Task brief:
Find the string "JSON" in the entries and copy each line that has it.

------ Exercise materials ------

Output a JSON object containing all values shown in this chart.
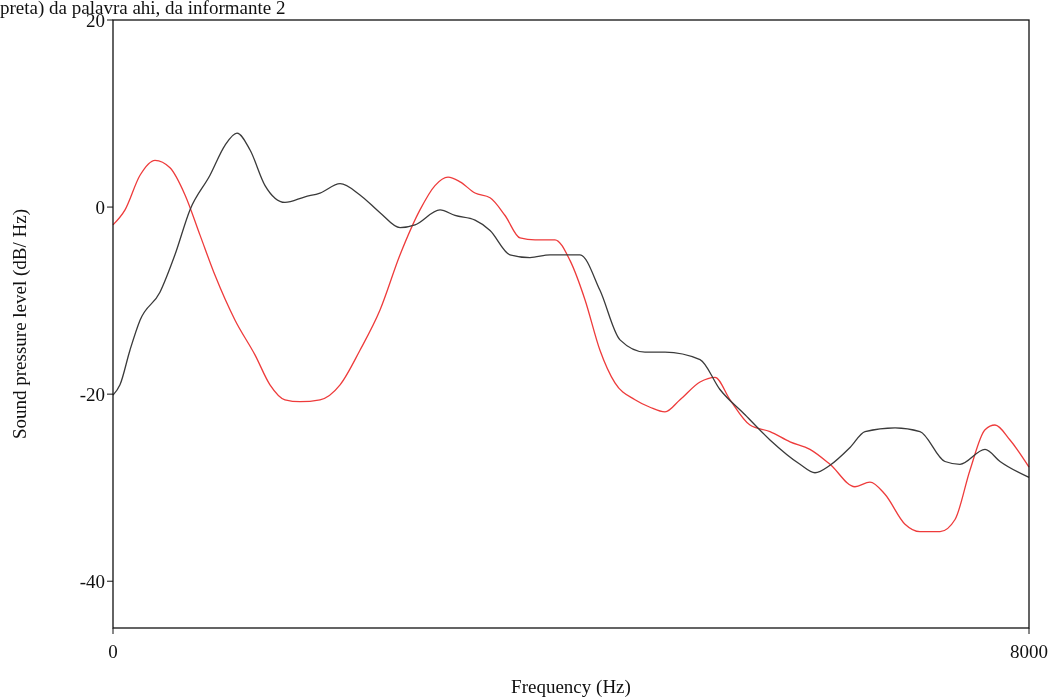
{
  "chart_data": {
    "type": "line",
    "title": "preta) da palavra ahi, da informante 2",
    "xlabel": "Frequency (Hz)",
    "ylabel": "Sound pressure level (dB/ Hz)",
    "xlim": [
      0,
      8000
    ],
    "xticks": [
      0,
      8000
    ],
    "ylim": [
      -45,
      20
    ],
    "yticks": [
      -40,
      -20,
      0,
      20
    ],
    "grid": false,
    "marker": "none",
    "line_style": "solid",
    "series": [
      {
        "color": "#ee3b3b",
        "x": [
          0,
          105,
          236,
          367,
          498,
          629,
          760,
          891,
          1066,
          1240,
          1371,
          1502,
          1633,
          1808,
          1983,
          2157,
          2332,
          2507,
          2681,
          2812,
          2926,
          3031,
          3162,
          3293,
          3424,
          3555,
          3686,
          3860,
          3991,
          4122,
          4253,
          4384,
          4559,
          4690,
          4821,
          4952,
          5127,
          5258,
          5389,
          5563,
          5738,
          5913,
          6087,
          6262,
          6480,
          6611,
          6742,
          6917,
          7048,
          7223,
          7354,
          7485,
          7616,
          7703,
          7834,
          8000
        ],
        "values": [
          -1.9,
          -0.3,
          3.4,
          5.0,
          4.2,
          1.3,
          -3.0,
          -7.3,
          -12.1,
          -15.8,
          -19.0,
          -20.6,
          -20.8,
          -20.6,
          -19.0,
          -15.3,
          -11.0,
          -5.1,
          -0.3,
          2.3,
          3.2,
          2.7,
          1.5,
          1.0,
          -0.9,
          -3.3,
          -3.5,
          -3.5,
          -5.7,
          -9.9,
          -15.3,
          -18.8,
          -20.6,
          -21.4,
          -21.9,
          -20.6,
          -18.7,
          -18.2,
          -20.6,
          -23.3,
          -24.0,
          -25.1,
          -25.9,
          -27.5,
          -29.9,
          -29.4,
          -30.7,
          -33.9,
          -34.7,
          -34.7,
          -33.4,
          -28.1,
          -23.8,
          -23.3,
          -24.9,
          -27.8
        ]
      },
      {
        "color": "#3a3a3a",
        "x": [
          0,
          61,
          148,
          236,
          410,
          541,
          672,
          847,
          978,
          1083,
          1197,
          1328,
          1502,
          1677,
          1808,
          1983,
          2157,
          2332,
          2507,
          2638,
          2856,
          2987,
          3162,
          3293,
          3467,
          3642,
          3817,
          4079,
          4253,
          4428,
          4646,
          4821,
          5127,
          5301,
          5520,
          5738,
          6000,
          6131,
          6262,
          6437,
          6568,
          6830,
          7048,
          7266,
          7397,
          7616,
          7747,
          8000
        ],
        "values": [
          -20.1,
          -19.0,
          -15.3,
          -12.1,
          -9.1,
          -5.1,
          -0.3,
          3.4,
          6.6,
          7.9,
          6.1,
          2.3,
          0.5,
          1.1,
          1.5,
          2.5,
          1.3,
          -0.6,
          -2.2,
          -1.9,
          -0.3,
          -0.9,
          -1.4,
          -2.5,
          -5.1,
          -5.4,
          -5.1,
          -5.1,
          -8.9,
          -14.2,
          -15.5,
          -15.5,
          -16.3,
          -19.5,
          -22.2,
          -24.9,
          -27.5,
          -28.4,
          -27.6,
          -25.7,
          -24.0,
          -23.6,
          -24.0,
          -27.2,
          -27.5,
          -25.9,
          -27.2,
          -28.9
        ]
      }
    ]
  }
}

------
------ Exercise materials ------

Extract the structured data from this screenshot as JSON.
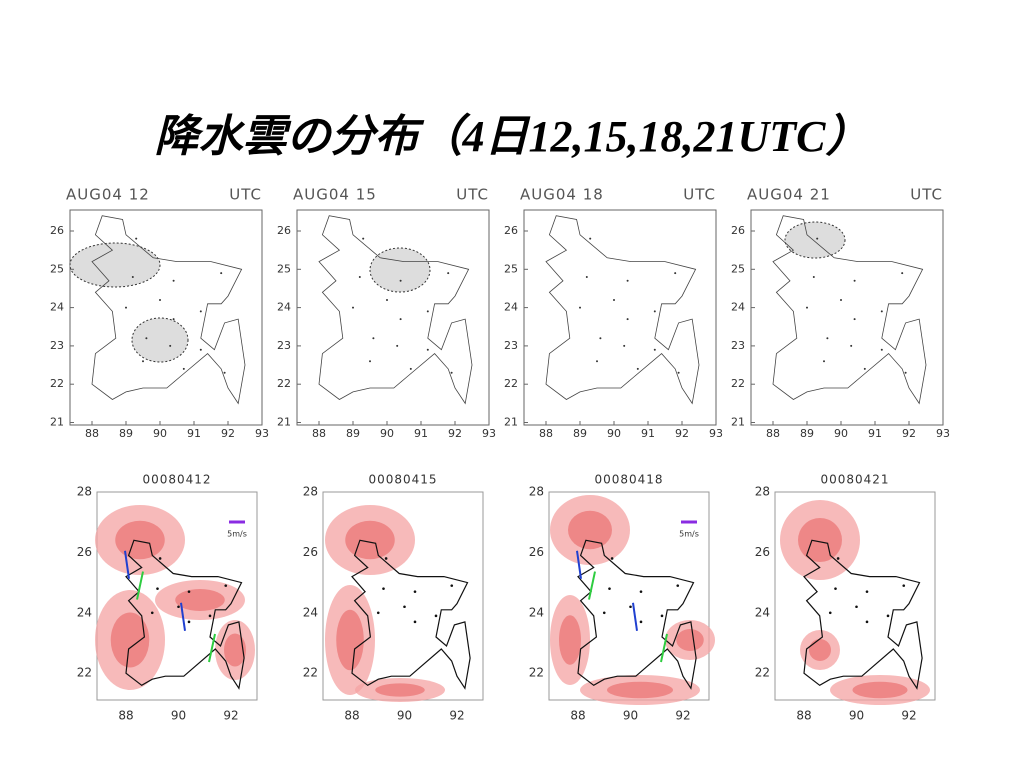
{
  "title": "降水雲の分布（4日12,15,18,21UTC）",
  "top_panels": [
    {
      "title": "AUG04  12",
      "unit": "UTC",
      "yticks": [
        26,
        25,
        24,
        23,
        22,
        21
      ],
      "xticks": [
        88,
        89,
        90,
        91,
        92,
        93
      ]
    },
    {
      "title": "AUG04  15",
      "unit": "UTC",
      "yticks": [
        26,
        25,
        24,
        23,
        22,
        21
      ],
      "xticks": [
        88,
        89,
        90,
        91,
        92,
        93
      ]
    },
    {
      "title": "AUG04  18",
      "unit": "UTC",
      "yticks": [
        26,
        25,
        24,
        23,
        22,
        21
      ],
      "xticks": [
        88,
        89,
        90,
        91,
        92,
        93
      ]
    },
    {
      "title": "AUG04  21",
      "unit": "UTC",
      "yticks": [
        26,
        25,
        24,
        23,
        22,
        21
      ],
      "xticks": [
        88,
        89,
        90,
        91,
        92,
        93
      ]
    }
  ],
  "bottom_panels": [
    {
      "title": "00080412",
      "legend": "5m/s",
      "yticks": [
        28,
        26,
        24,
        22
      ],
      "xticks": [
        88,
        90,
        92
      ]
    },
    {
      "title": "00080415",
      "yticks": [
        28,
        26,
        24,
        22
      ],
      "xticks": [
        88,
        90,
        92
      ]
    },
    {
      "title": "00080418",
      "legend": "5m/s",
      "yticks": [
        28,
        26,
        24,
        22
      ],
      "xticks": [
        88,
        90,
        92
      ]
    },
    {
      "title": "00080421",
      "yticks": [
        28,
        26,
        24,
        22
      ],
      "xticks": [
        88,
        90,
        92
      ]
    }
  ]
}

------

Task response:
Output a JSON object containing all values shown in this chart.
Extract the structured data from this screenshot as JSON.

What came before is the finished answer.